→ WHAT YOU HAVE TO DO
Rewrite the material below with every "WIN95PTS" swapped for "WIN95", leaving everything else unchanged.

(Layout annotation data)
►
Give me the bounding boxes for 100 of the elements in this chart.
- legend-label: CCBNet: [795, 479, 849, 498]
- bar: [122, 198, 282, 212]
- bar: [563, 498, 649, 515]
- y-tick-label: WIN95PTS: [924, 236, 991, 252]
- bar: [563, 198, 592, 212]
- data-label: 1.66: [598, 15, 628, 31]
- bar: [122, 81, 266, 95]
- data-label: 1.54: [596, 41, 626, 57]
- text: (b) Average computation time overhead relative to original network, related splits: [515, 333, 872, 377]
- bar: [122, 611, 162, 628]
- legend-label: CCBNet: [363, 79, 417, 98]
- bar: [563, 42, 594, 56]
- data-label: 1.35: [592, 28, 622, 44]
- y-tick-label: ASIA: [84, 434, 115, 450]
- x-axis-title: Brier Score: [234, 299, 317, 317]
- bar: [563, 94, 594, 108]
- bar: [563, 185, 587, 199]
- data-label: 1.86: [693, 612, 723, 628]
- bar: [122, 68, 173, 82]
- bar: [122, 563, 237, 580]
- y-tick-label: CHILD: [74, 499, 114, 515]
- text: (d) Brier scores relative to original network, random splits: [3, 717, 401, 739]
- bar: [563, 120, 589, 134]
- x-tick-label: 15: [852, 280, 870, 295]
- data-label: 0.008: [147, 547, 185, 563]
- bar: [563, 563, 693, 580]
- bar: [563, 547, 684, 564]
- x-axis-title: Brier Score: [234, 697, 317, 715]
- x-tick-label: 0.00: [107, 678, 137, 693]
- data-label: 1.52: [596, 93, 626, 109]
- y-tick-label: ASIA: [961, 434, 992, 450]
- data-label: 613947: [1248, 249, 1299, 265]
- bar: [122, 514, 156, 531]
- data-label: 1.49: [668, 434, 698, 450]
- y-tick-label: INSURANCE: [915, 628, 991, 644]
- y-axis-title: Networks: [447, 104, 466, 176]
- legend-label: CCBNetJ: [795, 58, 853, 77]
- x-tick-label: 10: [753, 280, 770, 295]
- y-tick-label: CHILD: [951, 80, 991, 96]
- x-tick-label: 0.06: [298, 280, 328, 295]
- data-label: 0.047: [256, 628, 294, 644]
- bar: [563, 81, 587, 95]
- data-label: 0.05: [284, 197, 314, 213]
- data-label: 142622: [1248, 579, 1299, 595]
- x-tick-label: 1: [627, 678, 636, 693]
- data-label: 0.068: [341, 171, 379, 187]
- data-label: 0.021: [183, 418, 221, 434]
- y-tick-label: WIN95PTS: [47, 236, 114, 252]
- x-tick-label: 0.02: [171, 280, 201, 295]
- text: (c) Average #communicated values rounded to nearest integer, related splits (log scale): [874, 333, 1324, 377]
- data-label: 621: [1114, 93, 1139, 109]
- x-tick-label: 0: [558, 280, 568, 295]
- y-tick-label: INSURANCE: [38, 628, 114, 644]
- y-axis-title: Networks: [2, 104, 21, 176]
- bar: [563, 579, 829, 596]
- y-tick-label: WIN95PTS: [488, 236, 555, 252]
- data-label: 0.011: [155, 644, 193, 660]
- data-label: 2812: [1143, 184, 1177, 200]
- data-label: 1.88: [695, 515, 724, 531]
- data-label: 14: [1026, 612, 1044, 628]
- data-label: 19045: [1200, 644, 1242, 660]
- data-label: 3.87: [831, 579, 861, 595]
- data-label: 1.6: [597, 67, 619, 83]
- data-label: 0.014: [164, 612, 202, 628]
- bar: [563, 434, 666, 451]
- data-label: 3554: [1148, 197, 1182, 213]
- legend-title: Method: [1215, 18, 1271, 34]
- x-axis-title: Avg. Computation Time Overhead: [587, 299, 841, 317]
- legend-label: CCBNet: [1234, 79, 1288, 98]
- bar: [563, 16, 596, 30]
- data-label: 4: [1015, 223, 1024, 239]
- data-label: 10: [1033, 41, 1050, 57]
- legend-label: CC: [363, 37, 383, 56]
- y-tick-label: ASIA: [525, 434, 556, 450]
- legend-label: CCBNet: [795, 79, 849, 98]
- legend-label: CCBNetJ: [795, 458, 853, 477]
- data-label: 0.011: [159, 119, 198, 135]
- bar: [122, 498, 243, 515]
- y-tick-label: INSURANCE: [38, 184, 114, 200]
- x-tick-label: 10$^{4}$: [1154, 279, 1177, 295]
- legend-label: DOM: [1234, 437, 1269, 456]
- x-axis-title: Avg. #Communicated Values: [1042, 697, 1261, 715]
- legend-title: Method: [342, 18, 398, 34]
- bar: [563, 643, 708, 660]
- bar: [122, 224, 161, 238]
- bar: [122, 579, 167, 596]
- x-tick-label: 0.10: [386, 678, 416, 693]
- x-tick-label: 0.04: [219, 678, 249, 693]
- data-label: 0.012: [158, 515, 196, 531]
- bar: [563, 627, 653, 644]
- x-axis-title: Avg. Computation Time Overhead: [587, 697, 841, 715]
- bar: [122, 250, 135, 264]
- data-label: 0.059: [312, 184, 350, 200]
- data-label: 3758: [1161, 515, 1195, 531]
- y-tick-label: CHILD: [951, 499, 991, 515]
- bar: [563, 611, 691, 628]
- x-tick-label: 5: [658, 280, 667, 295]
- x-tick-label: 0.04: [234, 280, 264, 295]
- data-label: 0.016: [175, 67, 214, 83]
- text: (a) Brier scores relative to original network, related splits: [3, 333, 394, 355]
◄
→ TASK RESULT
Give me the bounding boxes for 100 of the elements in this chart.
- legend-label: CCBNet: [795, 479, 849, 498]
- bar: [122, 198, 282, 212]
- bar: [563, 498, 649, 515]
- y-tick-label: WIN95: [924, 236, 991, 252]
- bar: [563, 198, 592, 212]
- data-label: 1.66: [598, 15, 628, 31]
- bar: [122, 81, 266, 95]
- data-label: 1.54: [596, 41, 626, 57]
- text: (b) Average computation time overhead relative to original network, related splits: [515, 333, 872, 377]
- bar: [122, 611, 162, 628]
- legend-label: CCBNet: [363, 79, 417, 98]
- bar: [563, 42, 594, 56]
- data-label: 1.35: [592, 28, 622, 44]
- y-tick-label: ASIA: [84, 434, 115, 450]
- x-axis-title: Brier Score: [234, 299, 317, 317]
- bar: [563, 94, 594, 108]
- bar: [563, 185, 587, 199]
- data-label: 1.86: [693, 612, 723, 628]
- bar: [122, 68, 173, 82]
- bar: [122, 563, 237, 580]
- y-tick-label: CHILD: [74, 499, 114, 515]
- text: (d) Brier scores relative to original network, random splits: [3, 717, 401, 739]
- bar: [563, 120, 589, 134]
- x-tick-label: 15: [852, 280, 870, 295]
- data-label: 0.008: [147, 547, 185, 563]
- bar: [563, 563, 693, 580]
- bar: [563, 547, 684, 564]
- x-axis-title: Brier Score: [234, 697, 317, 715]
- x-tick-label: 0.00: [107, 678, 137, 693]
- data-label: 1.52: [596, 93, 626, 109]
- y-tick-label: ASIA: [961, 434, 992, 450]
- data-label: 613947: [1248, 249, 1299, 265]
- bar: [122, 514, 156, 531]
- data-label: 1.49: [668, 434, 698, 450]
- y-tick-label: INSURANCE: [915, 628, 991, 644]
- y-axis-title: Networks: [447, 104, 466, 176]
- legend-label: CCBNetJ: [795, 58, 853, 77]
- x-tick-label: 10: [753, 280, 770, 295]
- y-tick-label: CHILD: [951, 80, 991, 96]
- x-tick-label: 0.06: [298, 280, 328, 295]
- data-label: 0.047: [256, 628, 294, 644]
- bar: [563, 81, 587, 95]
- data-label: 0.05: [284, 197, 314, 213]
- data-label: 142622: [1248, 579, 1299, 595]
- x-tick-label: 1: [627, 678, 636, 693]
- data-label: 0.068: [341, 171, 379, 187]
- data-label: 0.021: [183, 418, 221, 434]
- y-tick-label: WIN95: [47, 236, 114, 252]
- x-tick-label: 0.02: [171, 280, 201, 295]
- text: (c) Average #communicated values rounded to nearest integer, related splits (log scale): [874, 333, 1324, 377]
- data-label: 621: [1114, 93, 1139, 109]
- x-tick-label: 0: [558, 280, 568, 295]
- y-tick-label: INSURANCE: [38, 628, 114, 644]
- y-axis-title: Networks: [2, 104, 21, 176]
- bar: [563, 579, 829, 596]
- y-tick-label: WIN95: [488, 236, 555, 252]
- data-label: 0.011: [155, 644, 193, 660]
- data-label: 2812: [1143, 184, 1177, 200]
- data-label: 1.88: [695, 515, 724, 531]
- data-label: 14: [1026, 612, 1044, 628]
- data-label: 19045: [1200, 644, 1242, 660]
- data-label: 3.87: [831, 579, 861, 595]
- data-label: 1.6: [597, 67, 619, 83]
- data-label: 0.014: [164, 612, 202, 628]
- bar: [563, 434, 666, 451]
- data-label: 3554: [1148, 197, 1182, 213]
- legend-title: Method: [1215, 18, 1271, 34]
- x-axis-title: Avg. Computation Time Overhead: [587, 299, 841, 317]
- legend-label: CCBNet: [1234, 79, 1288, 98]
- bar: [563, 16, 596, 30]
- data-label: 4: [1015, 223, 1024, 239]
- data-label: 10: [1033, 41, 1050, 57]
- legend-label: CC: [363, 37, 383, 56]
- y-tick-label: ASIA: [525, 434, 556, 450]
- legend-label: CCBNet: [795, 79, 849, 98]
- legend-label: CCBNetJ: [795, 458, 853, 477]
- data-label: 0.011: [159, 119, 198, 135]
- bar: [122, 498, 243, 515]
- y-tick-label: INSURANCE: [38, 184, 114, 200]
- x-tick-label: 10$^{4}$: [1154, 279, 1177, 295]
- legend-label: DOM: [1234, 437, 1269, 456]
- x-axis-title: Avg. #Communicated Values: [1042, 697, 1261, 715]
- legend-title: Method: [342, 18, 398, 34]
- bar: [563, 643, 708, 660]
- bar: [122, 224, 161, 238]
- bar: [122, 579, 167, 596]
- x-tick-label: 0.10: [386, 678, 416, 693]
- x-tick-label: 0.04: [219, 678, 249, 693]
- data-label: 0.012: [158, 515, 196, 531]
- bar: [563, 627, 653, 644]
- x-axis-title: Avg. Computation Time Overhead: [587, 697, 841, 715]
- bar: [122, 250, 135, 264]
- data-label: 0.059: [312, 184, 350, 200]
- data-label: 3758: [1161, 515, 1195, 531]
- y-tick-label: CHILD: [951, 499, 991, 515]
- bar: [563, 611, 691, 628]
- x-tick-label: 5: [658, 280, 667, 295]
- x-tick-label: 0.04: [234, 280, 264, 295]
- data-label: 0.016: [175, 67, 214, 83]
- text: (a) Brier scores relative to original network, related splits: [3, 333, 394, 355]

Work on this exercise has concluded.